» Do this: Tally all lines containing the word "sinh". Give the number alone.
==== Entries provided
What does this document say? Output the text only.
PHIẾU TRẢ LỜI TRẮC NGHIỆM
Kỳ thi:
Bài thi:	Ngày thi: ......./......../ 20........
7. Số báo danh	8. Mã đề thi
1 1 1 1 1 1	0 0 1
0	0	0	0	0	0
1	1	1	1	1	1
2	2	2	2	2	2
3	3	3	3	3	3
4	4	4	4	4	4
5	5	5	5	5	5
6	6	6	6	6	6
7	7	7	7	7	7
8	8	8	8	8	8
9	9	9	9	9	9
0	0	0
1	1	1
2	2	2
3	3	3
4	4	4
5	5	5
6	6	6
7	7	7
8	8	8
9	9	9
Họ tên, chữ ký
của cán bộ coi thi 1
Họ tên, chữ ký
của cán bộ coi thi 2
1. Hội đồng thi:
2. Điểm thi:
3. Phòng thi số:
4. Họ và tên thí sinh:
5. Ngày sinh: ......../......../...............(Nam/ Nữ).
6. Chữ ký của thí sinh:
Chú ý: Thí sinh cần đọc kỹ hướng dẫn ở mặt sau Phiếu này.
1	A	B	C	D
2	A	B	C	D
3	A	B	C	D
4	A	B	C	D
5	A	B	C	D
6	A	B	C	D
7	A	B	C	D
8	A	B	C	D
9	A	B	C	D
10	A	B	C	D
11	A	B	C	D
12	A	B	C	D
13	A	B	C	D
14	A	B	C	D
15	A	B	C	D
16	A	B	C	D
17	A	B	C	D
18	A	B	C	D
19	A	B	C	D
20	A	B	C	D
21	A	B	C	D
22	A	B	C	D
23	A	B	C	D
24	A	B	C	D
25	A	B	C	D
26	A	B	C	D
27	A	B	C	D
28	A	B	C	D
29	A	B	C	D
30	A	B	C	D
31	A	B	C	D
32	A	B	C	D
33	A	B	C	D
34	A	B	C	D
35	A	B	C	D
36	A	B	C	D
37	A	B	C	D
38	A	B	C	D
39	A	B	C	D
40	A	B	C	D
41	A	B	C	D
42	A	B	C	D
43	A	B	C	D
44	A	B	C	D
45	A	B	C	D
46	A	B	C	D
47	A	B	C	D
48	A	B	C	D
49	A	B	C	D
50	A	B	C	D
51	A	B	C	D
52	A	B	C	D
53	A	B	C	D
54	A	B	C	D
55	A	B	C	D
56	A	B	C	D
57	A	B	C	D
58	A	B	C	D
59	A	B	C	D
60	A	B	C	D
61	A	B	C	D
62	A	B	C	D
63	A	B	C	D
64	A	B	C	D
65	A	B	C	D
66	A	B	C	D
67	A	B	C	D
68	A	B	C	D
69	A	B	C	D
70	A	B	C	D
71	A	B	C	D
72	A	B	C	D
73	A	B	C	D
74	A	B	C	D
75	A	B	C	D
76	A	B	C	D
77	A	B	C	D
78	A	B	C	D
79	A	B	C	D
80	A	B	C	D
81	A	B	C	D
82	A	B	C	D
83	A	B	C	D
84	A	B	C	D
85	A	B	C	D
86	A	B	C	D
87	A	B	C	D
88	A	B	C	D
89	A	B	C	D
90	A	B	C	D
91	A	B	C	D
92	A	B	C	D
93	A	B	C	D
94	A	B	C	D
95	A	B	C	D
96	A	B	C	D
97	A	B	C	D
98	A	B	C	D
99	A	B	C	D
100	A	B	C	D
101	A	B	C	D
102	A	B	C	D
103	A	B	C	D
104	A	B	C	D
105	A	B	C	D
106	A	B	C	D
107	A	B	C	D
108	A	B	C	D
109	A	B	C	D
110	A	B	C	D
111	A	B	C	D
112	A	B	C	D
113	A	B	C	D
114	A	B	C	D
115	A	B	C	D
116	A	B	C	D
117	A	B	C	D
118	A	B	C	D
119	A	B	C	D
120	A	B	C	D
========
» Full answer: 4